### Data for the task
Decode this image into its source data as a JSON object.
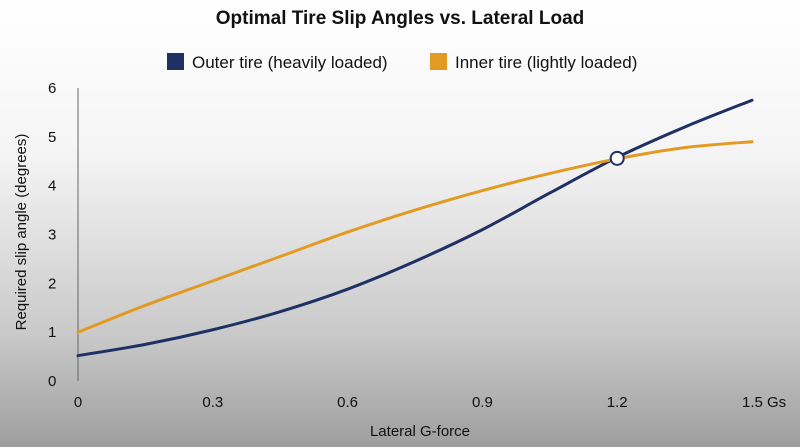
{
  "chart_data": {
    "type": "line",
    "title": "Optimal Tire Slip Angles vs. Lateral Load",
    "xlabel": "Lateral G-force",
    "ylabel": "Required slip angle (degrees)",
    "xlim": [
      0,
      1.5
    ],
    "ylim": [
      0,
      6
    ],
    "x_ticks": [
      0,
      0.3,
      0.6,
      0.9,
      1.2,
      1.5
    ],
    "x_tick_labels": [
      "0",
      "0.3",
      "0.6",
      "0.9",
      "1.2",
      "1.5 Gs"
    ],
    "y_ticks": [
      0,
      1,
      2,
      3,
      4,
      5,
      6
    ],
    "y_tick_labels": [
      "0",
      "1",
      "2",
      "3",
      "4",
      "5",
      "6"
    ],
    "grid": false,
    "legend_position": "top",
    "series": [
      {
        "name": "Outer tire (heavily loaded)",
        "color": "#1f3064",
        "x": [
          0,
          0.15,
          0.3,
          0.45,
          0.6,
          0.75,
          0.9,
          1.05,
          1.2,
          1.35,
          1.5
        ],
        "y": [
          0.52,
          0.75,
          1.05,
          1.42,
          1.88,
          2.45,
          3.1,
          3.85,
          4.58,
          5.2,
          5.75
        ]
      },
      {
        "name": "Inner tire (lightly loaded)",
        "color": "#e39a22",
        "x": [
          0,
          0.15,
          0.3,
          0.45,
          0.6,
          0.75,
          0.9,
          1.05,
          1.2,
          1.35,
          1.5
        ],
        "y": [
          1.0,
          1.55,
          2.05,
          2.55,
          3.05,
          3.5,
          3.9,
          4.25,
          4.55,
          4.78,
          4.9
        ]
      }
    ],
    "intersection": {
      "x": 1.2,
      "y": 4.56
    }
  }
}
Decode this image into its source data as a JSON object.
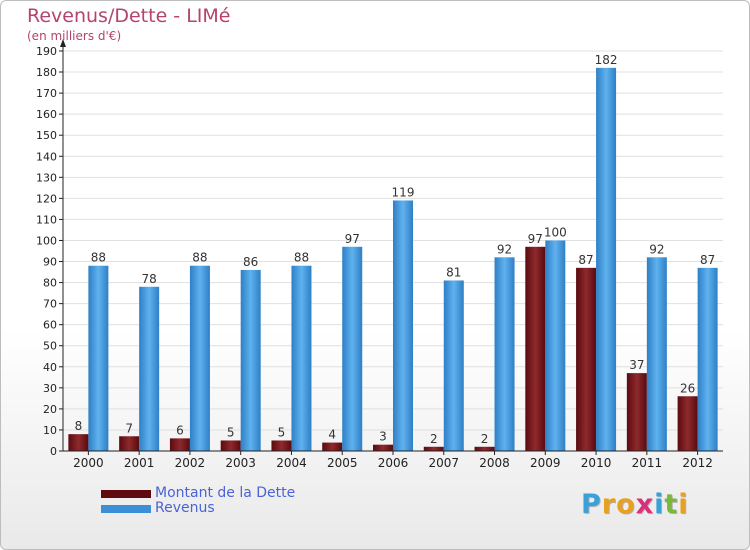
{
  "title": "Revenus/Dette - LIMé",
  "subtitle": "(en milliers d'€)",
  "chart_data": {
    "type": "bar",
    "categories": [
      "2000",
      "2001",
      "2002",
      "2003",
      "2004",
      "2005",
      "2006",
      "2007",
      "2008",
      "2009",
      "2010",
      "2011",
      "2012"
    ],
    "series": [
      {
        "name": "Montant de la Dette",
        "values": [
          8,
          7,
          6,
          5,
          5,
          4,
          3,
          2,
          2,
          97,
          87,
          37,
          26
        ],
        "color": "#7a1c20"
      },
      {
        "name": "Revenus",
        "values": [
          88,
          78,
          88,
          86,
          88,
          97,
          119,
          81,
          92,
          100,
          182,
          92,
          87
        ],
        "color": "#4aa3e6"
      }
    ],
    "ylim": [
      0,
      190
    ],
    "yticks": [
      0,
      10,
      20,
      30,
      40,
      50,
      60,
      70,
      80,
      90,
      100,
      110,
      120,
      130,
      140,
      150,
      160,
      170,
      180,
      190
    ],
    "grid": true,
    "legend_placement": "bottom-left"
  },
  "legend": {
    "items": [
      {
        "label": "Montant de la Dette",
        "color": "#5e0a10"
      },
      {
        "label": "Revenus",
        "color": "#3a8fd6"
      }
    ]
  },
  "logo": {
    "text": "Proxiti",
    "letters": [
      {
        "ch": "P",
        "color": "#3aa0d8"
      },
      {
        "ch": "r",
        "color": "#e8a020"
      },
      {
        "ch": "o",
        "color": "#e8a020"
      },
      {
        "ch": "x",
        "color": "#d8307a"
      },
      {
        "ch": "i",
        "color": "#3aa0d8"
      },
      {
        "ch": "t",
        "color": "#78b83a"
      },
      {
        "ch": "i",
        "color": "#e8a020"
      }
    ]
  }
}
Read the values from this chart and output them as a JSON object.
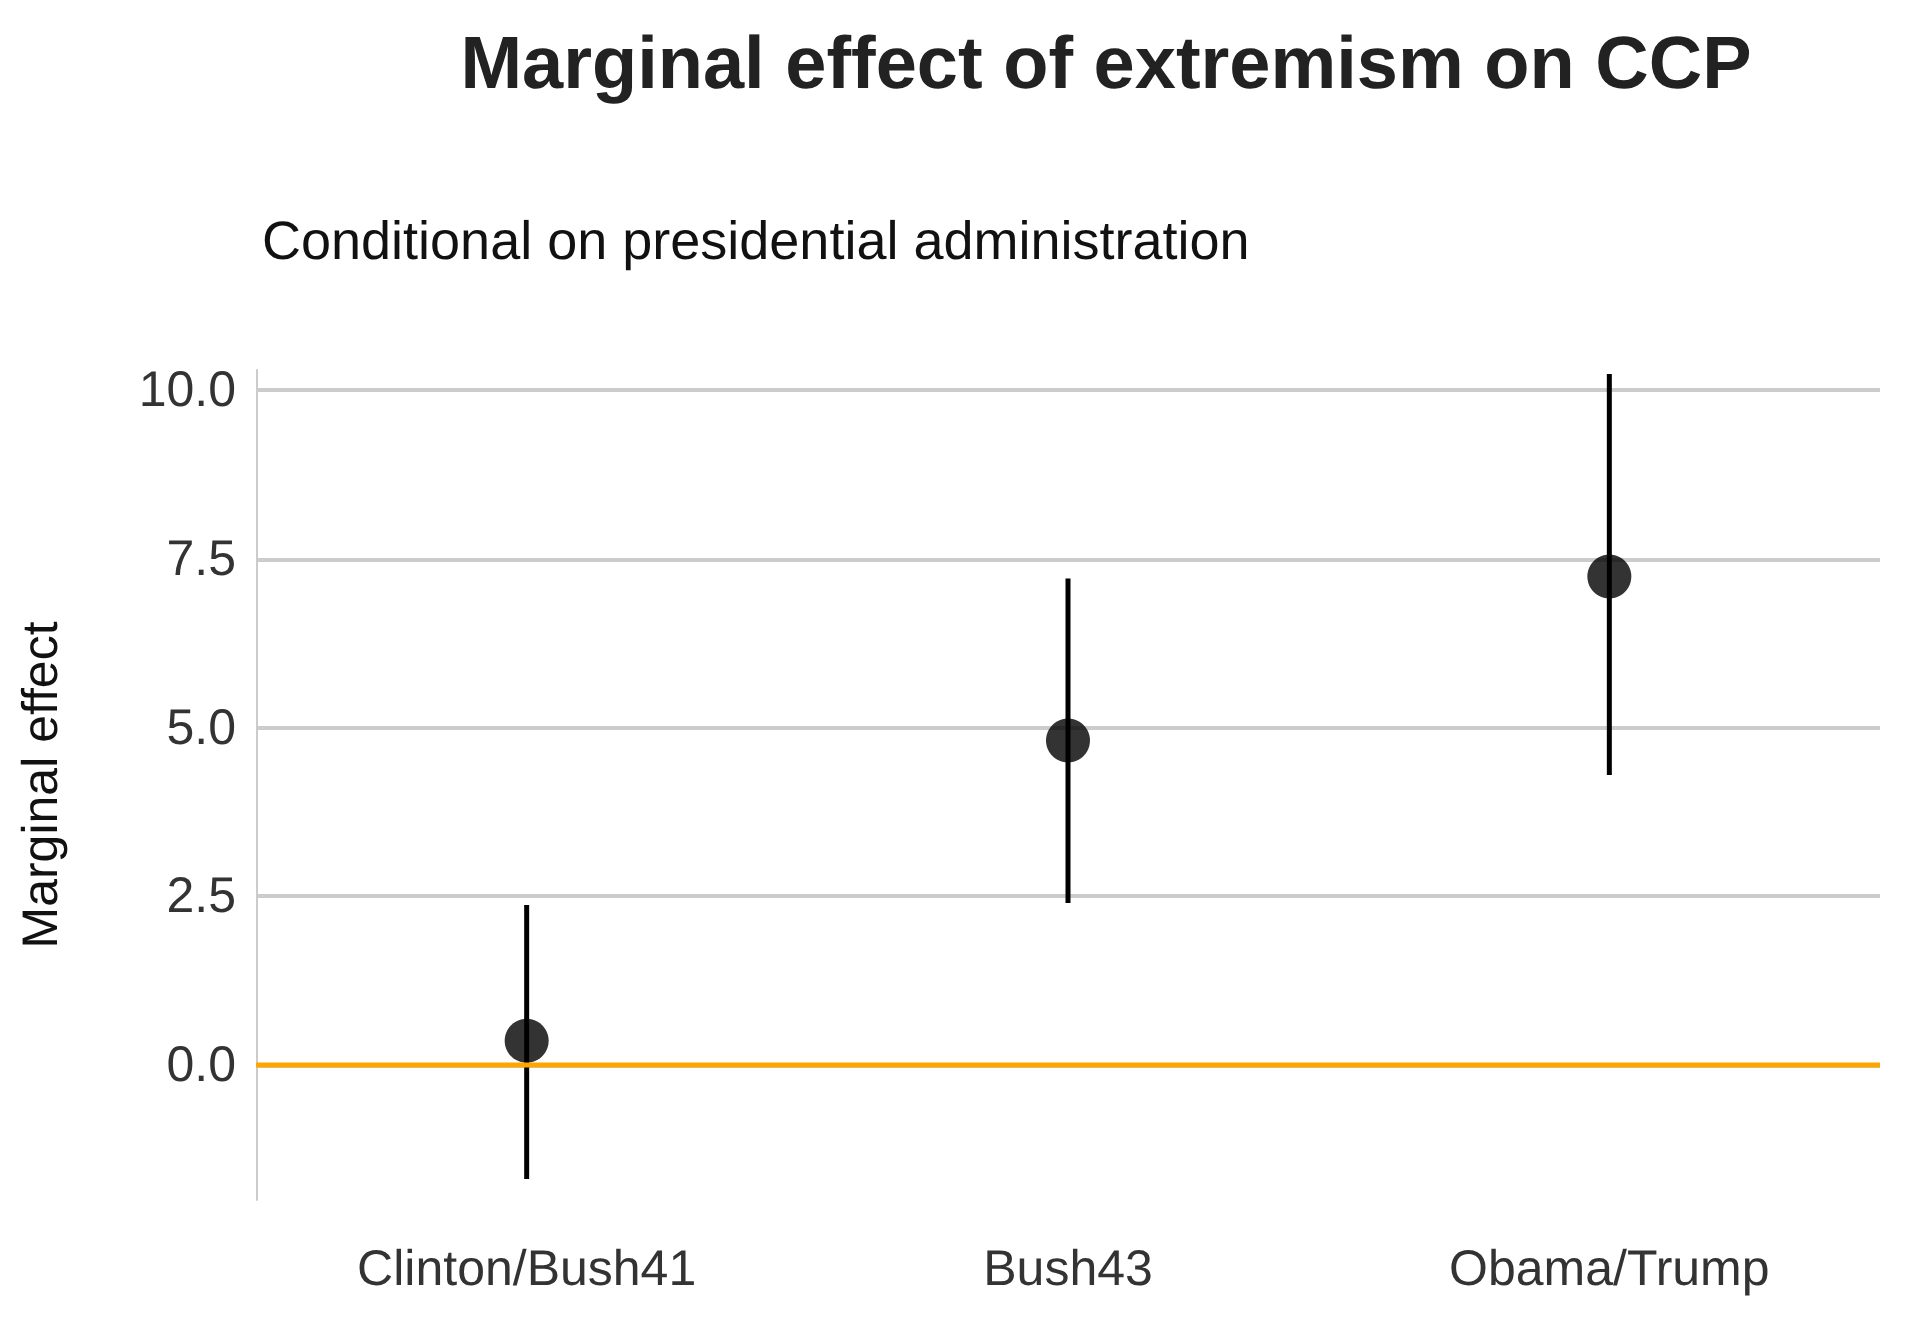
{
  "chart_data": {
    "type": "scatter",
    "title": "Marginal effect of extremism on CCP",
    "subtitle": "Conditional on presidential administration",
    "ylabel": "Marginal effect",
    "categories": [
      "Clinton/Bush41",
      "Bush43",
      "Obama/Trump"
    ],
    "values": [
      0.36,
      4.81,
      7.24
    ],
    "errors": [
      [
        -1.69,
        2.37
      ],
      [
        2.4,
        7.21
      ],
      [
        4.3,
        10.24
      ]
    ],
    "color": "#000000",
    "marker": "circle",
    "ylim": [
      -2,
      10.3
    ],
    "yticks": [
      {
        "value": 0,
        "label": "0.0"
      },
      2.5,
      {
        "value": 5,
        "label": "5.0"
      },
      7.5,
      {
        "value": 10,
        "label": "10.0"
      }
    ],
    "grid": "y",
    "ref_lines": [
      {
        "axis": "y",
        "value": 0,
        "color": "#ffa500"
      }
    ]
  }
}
--
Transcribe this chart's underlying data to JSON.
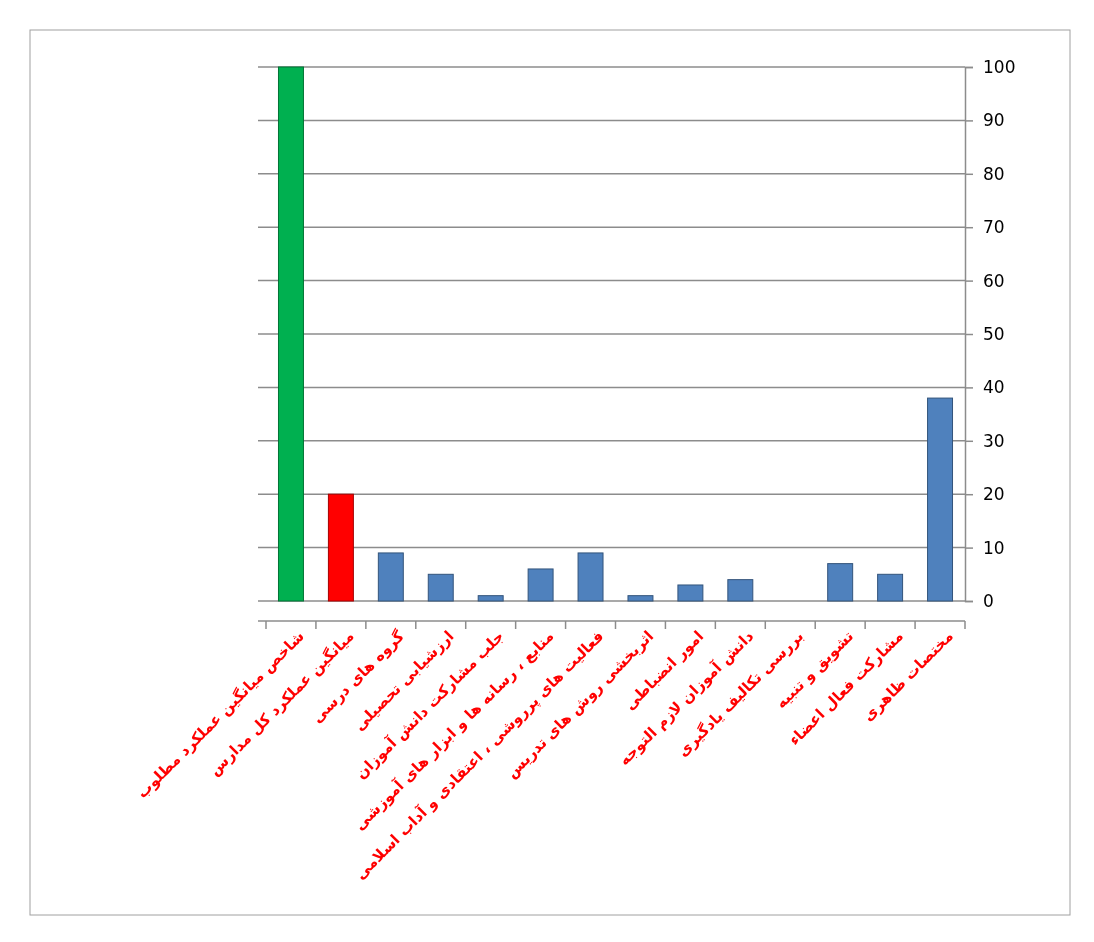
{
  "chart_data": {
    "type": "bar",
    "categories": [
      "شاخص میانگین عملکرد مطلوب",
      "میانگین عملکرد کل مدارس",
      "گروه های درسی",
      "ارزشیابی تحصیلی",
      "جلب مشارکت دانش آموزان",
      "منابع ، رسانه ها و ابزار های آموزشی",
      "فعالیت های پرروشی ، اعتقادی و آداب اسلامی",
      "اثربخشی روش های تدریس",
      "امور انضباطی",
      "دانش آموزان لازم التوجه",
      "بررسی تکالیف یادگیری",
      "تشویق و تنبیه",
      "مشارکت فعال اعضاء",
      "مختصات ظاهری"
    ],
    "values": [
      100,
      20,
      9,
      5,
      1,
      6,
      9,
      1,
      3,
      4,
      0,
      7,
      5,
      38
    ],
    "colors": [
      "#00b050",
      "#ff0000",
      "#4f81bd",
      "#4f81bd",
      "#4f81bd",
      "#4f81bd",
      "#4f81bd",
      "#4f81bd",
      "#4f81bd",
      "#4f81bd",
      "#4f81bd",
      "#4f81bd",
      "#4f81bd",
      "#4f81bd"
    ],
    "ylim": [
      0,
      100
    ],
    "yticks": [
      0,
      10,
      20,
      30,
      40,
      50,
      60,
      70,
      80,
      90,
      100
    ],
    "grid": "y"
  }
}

### Your instructions
Gather each line in the data that holds the string "Dette".

### Task solution
  "title": "Revenus/Dette - LIMé",
        "name": "Montant de la Dette",
        "label": "Montant de la Dette",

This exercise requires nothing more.